Exercise description: Check every line below for the word "TradingView" and give only the number of lines where it appears.
-- BEGIN --
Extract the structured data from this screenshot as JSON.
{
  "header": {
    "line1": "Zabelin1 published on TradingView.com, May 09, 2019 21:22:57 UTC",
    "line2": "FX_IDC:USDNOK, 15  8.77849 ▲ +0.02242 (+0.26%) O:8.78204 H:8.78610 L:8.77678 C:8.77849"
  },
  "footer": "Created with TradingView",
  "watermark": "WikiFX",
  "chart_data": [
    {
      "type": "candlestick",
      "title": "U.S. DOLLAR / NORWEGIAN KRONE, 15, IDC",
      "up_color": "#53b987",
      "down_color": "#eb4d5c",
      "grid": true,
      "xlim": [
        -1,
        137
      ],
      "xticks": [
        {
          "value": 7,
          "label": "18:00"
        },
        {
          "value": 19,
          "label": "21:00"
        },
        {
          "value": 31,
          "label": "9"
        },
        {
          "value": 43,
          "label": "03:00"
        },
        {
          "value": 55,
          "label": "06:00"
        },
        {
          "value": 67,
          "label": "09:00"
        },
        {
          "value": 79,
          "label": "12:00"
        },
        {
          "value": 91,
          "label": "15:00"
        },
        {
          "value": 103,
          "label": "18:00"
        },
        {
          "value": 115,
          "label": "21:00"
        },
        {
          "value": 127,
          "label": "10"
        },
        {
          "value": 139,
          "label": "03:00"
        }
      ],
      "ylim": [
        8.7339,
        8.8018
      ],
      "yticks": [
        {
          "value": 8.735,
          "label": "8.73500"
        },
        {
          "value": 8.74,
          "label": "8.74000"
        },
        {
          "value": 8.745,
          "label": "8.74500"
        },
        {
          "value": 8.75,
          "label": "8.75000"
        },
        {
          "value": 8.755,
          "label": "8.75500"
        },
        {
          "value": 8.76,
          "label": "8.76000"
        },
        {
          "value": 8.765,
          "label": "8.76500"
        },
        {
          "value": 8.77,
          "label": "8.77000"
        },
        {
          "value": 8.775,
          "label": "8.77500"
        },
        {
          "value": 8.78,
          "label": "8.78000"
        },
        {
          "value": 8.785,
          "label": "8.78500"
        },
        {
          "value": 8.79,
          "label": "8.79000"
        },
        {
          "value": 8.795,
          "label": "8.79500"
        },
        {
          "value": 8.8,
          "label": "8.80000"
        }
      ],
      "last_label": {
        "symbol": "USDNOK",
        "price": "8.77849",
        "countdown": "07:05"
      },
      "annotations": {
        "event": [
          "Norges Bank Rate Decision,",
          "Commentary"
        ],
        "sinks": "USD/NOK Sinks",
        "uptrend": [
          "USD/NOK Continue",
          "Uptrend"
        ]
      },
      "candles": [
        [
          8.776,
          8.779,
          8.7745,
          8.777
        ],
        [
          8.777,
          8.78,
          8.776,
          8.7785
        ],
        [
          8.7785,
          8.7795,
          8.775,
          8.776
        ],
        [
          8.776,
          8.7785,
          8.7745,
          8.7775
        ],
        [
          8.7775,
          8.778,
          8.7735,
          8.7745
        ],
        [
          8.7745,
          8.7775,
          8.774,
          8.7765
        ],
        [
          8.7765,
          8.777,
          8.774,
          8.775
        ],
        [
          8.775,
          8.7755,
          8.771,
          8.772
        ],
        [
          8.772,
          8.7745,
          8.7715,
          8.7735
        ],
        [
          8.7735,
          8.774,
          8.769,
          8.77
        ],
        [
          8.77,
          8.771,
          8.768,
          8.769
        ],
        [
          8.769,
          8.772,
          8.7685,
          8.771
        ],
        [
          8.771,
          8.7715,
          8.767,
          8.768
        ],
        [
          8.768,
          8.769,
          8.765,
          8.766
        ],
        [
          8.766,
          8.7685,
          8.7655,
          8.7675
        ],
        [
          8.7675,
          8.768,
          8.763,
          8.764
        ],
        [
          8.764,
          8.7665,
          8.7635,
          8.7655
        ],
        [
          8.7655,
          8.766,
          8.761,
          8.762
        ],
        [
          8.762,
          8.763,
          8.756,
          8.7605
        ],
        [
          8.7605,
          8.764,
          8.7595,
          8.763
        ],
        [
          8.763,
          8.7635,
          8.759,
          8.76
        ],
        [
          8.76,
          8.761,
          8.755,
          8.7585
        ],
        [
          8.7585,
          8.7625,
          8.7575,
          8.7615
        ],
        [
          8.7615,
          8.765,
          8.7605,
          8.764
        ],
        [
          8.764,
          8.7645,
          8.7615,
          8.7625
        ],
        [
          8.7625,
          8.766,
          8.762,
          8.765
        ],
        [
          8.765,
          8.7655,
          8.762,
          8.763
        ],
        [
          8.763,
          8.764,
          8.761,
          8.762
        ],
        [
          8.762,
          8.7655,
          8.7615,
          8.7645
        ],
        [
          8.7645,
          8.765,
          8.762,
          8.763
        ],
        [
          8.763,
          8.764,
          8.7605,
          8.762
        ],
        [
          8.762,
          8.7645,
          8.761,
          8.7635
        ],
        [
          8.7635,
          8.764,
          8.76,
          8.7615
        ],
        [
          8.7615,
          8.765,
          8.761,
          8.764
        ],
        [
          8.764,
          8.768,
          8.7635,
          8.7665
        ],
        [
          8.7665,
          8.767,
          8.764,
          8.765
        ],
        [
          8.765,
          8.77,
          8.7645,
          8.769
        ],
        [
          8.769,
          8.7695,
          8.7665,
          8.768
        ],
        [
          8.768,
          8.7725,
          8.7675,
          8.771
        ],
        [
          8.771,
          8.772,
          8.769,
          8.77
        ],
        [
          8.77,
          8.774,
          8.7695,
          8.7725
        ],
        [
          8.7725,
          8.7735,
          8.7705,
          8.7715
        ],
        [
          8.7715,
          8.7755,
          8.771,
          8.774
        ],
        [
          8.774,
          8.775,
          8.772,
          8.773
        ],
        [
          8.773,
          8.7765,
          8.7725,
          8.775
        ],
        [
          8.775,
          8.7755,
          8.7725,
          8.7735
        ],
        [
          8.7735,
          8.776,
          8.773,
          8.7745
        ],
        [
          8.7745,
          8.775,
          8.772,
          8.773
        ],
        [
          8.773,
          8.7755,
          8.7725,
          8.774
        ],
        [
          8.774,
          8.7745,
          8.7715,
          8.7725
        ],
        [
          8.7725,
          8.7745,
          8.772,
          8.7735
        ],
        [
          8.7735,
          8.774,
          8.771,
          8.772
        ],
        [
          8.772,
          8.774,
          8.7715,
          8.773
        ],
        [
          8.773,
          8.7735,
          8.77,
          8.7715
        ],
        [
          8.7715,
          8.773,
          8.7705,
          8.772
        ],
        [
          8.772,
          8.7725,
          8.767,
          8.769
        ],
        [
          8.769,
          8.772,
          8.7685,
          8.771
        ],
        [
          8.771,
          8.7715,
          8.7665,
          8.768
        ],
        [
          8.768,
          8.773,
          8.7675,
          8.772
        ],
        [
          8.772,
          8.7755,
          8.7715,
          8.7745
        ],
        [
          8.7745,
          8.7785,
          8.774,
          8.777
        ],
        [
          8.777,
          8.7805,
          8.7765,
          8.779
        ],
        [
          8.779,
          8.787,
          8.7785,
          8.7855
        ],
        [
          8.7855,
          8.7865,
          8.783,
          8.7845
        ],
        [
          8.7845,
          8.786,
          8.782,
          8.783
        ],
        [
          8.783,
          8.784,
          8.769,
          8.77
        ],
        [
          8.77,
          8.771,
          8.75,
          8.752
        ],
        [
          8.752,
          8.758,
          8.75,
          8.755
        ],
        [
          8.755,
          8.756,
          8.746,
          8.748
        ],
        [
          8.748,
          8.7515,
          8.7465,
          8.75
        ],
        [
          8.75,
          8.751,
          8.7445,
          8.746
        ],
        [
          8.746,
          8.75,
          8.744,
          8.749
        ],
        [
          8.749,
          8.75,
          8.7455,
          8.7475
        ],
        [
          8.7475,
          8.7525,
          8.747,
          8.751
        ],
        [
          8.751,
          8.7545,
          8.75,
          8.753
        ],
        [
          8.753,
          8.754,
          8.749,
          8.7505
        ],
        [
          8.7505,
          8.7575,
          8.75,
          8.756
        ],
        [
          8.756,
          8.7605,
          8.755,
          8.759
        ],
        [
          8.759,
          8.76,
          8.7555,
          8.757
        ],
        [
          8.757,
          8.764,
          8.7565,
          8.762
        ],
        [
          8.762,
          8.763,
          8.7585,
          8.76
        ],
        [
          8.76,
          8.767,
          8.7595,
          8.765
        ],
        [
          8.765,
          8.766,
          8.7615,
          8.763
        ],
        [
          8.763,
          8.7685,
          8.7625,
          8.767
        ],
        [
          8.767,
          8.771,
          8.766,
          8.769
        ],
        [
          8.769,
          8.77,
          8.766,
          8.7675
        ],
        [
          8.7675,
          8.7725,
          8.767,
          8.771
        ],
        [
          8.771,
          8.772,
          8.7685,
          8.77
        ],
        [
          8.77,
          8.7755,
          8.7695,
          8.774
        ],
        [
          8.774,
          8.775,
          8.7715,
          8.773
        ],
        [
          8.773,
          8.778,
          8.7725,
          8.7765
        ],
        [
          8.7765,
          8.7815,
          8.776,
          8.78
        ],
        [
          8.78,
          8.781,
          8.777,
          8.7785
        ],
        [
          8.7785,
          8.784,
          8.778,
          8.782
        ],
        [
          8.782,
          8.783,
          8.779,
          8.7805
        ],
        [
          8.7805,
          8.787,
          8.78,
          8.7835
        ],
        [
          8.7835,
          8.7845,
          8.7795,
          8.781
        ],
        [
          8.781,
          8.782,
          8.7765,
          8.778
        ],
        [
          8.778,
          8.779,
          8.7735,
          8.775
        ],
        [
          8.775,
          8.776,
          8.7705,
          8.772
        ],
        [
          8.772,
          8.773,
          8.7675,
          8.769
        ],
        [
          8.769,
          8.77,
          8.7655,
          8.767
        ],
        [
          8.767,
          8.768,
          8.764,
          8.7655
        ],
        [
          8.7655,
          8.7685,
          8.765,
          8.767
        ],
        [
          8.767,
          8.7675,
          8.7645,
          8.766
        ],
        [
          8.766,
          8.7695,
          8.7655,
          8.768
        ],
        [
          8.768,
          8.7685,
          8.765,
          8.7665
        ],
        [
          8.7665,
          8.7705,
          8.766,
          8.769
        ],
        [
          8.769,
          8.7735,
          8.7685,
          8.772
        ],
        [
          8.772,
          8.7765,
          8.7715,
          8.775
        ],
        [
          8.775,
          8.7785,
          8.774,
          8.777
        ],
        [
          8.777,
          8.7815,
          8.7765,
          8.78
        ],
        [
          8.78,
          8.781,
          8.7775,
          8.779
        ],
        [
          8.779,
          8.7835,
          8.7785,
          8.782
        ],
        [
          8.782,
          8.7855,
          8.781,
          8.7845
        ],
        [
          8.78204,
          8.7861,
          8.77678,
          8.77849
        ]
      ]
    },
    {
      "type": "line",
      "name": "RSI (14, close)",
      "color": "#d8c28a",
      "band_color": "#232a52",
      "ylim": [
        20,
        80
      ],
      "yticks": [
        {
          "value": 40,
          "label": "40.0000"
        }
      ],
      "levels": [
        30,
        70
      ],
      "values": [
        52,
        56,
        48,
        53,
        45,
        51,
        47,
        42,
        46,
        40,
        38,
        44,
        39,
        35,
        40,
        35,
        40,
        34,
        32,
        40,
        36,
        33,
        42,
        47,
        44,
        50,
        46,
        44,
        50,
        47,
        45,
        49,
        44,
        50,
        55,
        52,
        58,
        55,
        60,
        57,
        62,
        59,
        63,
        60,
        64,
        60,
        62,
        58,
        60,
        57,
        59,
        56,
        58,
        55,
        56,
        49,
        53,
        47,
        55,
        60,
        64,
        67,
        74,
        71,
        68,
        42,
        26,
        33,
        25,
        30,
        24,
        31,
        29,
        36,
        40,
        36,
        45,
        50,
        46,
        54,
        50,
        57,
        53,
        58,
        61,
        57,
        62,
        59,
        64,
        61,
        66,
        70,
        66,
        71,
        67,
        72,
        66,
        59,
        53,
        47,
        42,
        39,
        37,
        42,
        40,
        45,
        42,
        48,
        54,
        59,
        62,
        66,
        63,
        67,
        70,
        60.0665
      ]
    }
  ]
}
-- END --
Written response: 2